**SET EXERCISE**
Can the data below be set down again exactly, line for line?

######

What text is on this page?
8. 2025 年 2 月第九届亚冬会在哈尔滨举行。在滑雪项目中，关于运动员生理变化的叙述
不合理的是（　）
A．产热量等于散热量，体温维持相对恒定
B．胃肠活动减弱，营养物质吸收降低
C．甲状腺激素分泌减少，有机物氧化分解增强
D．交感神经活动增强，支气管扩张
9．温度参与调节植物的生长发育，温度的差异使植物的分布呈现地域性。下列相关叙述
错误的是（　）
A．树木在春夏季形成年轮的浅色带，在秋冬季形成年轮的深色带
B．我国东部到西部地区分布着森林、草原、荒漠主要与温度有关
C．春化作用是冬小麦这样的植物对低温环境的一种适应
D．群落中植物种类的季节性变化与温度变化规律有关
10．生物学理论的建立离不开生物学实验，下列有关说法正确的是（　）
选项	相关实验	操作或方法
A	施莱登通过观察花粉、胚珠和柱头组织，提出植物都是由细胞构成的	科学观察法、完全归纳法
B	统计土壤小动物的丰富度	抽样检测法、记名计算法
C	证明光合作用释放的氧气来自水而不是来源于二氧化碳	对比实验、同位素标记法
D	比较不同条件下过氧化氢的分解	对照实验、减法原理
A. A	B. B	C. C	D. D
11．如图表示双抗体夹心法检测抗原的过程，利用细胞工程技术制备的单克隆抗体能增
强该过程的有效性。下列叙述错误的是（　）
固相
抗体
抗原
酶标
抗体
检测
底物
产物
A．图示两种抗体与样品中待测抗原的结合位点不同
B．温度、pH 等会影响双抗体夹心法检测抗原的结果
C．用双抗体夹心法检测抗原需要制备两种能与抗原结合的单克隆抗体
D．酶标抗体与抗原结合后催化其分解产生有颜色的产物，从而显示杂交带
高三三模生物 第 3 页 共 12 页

######

**EXERCISE SOLUTION**
What text is on this page?
8. 2025 年 2 月第九届亚冬会在哈尔滨举行。在滑雪项目中，关于运动员生理变化的叙述
不合理的是（　）
A．产热量等于散热量，体温维持相对恒定
B．胃肠活动减弱，营养物质吸收降低
C．甲状腺激素分泌减少，有机物氧化分解增强
D．交感神经活动增强，支气管扩张
9．温度参与调节植物的生长发育，温度的差异使植物的分布呈现地域性。下列相关叙述
错误的是（　）
A．树木在春夏季形成年轮的浅色带，在秋冬季形成年轮的深色带
B．我国东部到西部地区分布着森林、草原、荒漠主要与温度有关
C．春化作用是冬小麦这样的植物对低温环境的一种适应
D．群落中植物种类的季节性变化与温度变化规律有关
10．生物学理论的建立离不开生物学实验，下列有关说法正确的是（　）
选项	相关实验	操作或方法
A	施莱登通过观察花粉、胚珠和柱头组织，提出植物都是由细胞构成的	科学观察法、完全归纳法
B	统计土壤小动物的丰富度	抽样检测法、记名计算法
C	证明光合作用释放的氧气来自水而不是来源于二氧化碳	对比实验、同位素标记法
D	比较不同条件下过氧化氢的分解	对照实验、减法原理
A. A	B. B	C. C	D. D
11．如图表示双抗体夹心法检测抗原的过程，利用细胞工程技术制备的单克隆抗体能增
强该过程的有效性。下列叙述错误的是（　）
固相
抗体
抗原
酶标
抗体
检测
底物
产物
A．图示两种抗体与样品中待测抗原的结合位点不同
B．温度、pH 等会影响双抗体夹心法检测抗原的结果
C．用双抗体夹心法检测抗原需要制备两种能与抗原结合的单克隆抗体
D．酶标抗体与抗原结合后催化其分解产生有颜色的产物，从而显示杂交带
高三三模生物 第 3 页 共 12 页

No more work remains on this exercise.